--- Exercise objective ---
Below are some records. Pull every line that contains the word "lacus".

--- Stored data entries ---
********************

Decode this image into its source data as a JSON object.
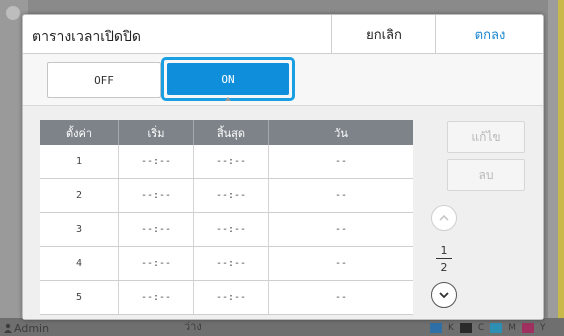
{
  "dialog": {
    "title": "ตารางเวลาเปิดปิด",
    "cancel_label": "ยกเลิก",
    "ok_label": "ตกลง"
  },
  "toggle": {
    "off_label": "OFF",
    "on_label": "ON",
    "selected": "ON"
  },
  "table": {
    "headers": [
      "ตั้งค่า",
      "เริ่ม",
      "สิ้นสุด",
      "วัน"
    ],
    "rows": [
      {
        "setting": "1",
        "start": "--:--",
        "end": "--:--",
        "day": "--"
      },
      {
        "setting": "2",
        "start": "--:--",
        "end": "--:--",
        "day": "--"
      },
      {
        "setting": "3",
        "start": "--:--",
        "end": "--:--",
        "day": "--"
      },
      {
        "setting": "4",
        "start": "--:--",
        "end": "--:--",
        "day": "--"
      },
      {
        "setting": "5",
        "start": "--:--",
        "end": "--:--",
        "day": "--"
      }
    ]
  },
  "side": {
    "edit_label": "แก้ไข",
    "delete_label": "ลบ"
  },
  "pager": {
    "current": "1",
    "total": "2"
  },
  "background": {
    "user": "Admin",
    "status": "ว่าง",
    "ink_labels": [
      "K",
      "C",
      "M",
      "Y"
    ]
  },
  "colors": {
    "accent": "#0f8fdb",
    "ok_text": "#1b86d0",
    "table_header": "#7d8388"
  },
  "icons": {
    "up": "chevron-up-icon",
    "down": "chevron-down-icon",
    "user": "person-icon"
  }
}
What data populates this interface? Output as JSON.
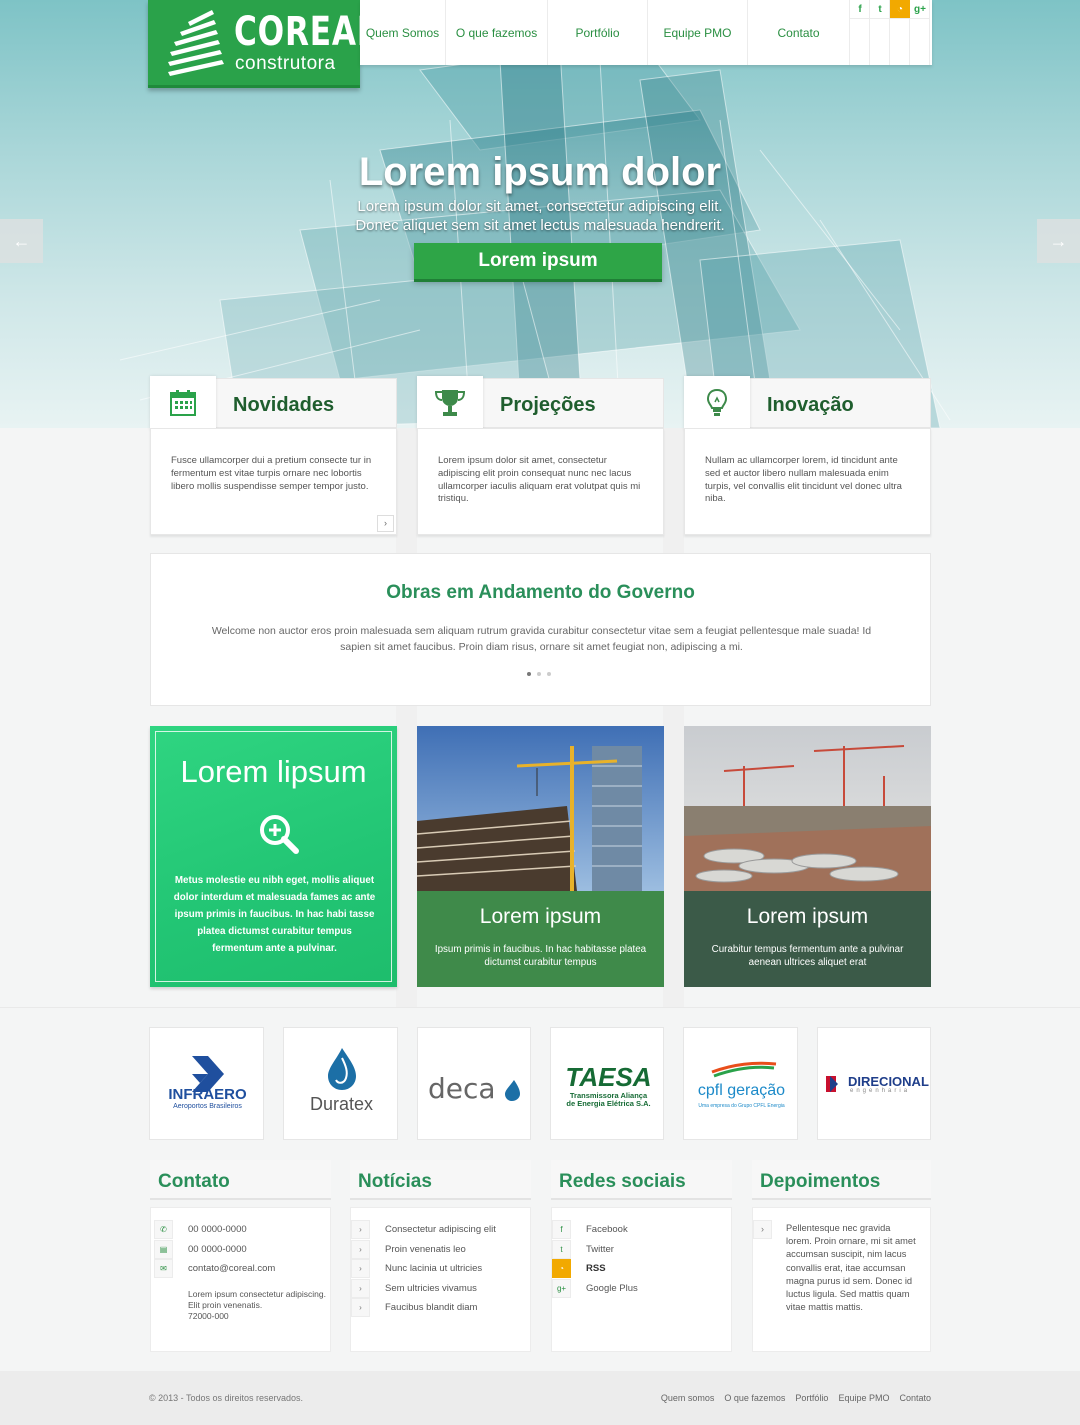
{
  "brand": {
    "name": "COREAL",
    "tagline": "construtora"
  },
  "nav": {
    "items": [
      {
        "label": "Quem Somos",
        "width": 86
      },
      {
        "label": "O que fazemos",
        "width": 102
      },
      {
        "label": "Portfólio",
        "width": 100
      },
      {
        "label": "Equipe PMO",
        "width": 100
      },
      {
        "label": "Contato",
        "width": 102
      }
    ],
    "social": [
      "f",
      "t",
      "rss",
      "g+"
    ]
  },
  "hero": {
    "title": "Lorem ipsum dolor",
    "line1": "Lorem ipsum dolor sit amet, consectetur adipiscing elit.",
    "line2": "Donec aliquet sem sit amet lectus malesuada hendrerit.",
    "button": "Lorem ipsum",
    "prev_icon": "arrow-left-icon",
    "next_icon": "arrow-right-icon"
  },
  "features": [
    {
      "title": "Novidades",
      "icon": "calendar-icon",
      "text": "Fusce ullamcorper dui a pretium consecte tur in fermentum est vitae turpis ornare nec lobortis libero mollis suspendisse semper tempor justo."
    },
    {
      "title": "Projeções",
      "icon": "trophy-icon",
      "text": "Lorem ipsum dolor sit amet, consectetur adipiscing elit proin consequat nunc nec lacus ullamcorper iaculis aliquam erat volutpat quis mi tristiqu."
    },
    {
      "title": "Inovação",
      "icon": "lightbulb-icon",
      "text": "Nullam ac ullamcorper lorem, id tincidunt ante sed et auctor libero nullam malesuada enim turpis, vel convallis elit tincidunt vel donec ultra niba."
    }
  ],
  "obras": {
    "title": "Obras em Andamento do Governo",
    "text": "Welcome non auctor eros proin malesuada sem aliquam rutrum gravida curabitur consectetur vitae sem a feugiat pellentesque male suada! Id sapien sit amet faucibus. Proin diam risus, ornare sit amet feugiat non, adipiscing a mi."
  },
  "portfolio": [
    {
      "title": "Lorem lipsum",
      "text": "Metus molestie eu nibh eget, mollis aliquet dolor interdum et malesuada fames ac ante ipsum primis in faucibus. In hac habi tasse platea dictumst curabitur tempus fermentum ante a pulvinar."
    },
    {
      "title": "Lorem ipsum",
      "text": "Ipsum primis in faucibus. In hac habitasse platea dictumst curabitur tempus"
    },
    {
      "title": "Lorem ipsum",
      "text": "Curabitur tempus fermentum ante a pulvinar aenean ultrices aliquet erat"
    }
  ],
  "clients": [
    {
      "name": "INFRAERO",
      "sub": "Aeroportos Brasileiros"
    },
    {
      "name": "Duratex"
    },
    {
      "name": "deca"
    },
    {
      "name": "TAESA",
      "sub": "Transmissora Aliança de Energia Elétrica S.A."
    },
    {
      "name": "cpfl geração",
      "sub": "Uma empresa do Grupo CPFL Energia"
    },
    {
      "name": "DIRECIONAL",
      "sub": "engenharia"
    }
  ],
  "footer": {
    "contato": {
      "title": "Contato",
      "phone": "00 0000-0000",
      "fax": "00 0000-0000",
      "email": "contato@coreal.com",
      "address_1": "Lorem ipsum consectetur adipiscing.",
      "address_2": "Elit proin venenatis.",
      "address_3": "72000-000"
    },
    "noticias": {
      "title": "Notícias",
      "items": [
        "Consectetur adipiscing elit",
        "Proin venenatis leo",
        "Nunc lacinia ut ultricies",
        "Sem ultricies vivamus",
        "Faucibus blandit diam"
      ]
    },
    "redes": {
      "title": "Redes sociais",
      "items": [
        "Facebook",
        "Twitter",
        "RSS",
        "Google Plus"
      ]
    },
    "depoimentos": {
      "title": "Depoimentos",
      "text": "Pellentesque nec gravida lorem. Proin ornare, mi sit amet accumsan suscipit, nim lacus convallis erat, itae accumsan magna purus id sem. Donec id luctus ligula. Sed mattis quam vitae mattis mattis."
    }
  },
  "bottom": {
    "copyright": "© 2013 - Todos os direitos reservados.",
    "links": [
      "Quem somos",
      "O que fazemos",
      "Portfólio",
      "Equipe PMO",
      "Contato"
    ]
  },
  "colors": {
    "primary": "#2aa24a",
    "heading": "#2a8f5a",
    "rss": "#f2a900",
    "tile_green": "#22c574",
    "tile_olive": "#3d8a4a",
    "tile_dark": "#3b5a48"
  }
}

********************

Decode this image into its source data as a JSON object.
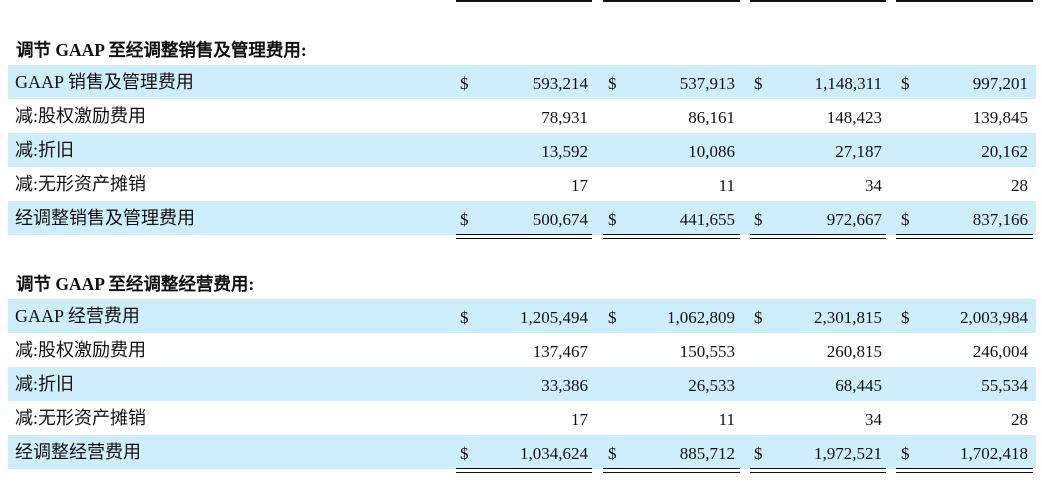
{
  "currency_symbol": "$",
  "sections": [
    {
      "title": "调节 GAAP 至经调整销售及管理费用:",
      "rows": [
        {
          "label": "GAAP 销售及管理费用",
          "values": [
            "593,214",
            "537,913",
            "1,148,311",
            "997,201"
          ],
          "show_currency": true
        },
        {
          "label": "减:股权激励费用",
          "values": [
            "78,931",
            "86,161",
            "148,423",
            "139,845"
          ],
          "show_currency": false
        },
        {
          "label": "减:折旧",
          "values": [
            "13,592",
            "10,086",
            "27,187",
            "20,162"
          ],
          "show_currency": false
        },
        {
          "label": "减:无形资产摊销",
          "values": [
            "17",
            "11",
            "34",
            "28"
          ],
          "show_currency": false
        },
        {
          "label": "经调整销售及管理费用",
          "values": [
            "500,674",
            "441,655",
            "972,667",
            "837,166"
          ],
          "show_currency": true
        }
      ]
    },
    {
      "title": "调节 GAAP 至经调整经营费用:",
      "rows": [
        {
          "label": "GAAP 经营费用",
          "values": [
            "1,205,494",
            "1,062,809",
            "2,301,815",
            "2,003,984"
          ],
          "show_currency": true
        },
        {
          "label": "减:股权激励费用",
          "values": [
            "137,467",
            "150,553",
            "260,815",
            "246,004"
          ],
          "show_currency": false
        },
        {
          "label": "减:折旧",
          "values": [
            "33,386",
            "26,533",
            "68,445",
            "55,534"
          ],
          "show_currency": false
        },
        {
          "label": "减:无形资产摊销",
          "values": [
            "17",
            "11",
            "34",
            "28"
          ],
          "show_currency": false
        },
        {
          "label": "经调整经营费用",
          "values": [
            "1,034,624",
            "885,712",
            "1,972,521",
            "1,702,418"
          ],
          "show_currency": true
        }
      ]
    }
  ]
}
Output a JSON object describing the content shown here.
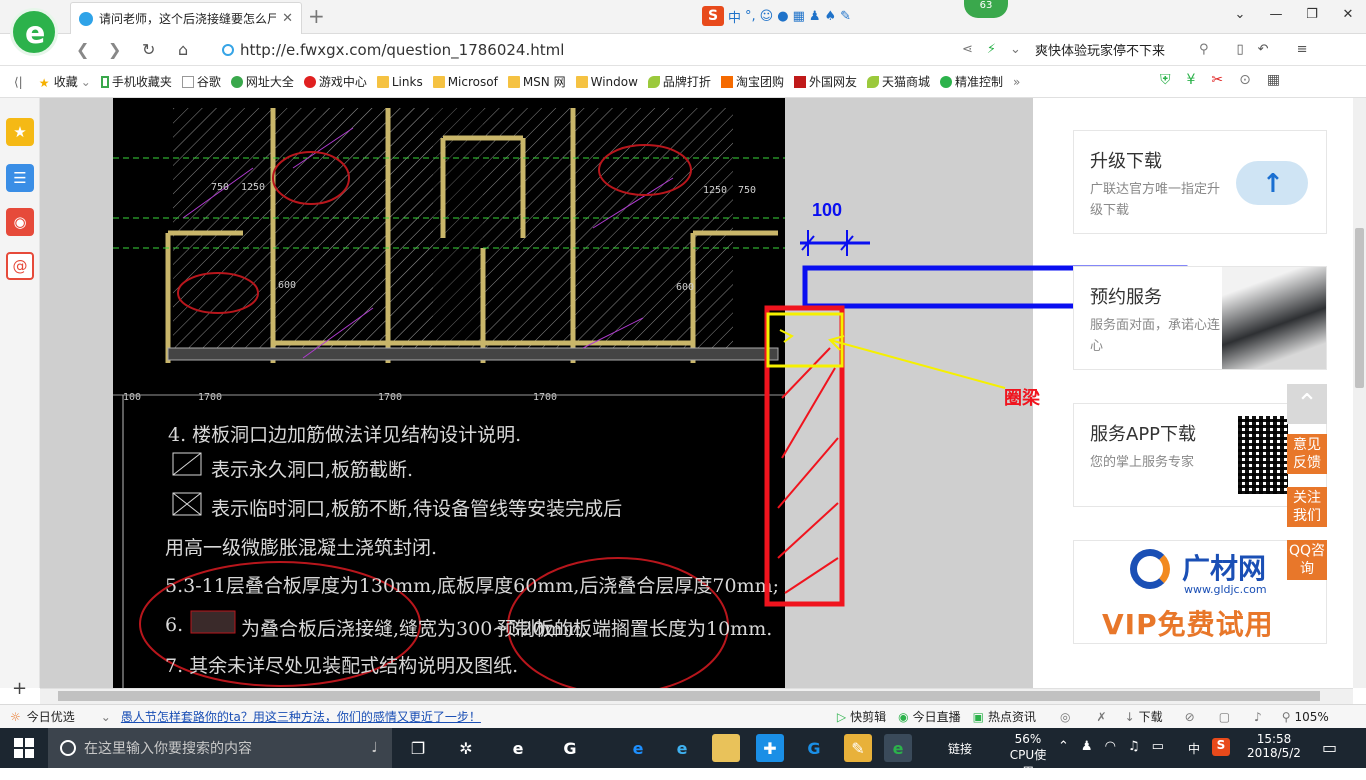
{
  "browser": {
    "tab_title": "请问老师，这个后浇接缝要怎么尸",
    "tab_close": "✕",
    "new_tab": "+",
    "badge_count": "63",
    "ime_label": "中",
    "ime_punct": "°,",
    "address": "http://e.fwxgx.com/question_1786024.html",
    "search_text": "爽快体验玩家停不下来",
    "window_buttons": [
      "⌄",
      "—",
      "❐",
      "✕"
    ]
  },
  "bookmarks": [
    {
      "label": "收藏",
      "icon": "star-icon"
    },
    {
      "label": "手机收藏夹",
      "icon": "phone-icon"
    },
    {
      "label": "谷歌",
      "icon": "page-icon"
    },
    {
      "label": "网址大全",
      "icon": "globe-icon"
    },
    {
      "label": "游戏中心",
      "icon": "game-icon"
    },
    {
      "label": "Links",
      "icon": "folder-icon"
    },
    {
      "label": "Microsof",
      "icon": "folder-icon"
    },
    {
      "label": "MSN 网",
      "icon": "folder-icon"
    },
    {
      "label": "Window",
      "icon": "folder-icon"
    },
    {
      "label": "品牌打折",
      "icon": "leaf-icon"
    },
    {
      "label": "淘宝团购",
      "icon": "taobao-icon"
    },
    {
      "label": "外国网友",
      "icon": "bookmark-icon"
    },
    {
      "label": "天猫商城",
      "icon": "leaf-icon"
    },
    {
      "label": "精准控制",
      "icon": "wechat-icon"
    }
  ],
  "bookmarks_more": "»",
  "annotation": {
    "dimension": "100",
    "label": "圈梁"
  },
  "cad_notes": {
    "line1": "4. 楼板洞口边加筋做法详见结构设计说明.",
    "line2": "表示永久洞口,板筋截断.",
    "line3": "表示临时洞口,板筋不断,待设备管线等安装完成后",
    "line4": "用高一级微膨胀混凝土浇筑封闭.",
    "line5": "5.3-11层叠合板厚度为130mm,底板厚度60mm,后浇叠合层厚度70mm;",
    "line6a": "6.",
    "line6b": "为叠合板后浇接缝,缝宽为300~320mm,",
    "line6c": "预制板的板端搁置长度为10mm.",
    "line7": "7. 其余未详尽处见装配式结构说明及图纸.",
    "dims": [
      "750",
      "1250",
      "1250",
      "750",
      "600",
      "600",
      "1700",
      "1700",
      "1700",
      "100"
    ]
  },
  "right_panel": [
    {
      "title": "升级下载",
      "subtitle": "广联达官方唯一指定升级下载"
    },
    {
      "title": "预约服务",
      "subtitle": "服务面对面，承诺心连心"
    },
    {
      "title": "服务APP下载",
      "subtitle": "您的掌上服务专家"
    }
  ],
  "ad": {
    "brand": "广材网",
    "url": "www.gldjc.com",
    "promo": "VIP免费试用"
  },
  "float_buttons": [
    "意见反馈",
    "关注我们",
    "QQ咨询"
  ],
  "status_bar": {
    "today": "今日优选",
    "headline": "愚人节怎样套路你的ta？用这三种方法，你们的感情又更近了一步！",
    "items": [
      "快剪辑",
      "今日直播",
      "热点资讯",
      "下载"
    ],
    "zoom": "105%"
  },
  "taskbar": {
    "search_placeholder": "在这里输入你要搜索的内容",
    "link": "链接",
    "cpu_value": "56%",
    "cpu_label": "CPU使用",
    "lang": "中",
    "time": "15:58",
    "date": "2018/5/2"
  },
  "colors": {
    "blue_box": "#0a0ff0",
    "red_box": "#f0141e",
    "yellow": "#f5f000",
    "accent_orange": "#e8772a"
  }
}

********************

--- Exercise response ---
      "text": "Lorem ipsum dolor sit amet, consectetur adipiscing elit proin consequat nunc nec lacus ullamcorper iaculis aliquam erat volutpat quis mi tristiqu."
      "text": "Pellentesque nec gravida lorem. Proin ornare, mi sit amet accumsan suscipit, nim lacus convallis erat, itae accumsan magna purus id sem. Donec id luctus ligula. Sed mattis quam vitae mattis mattis."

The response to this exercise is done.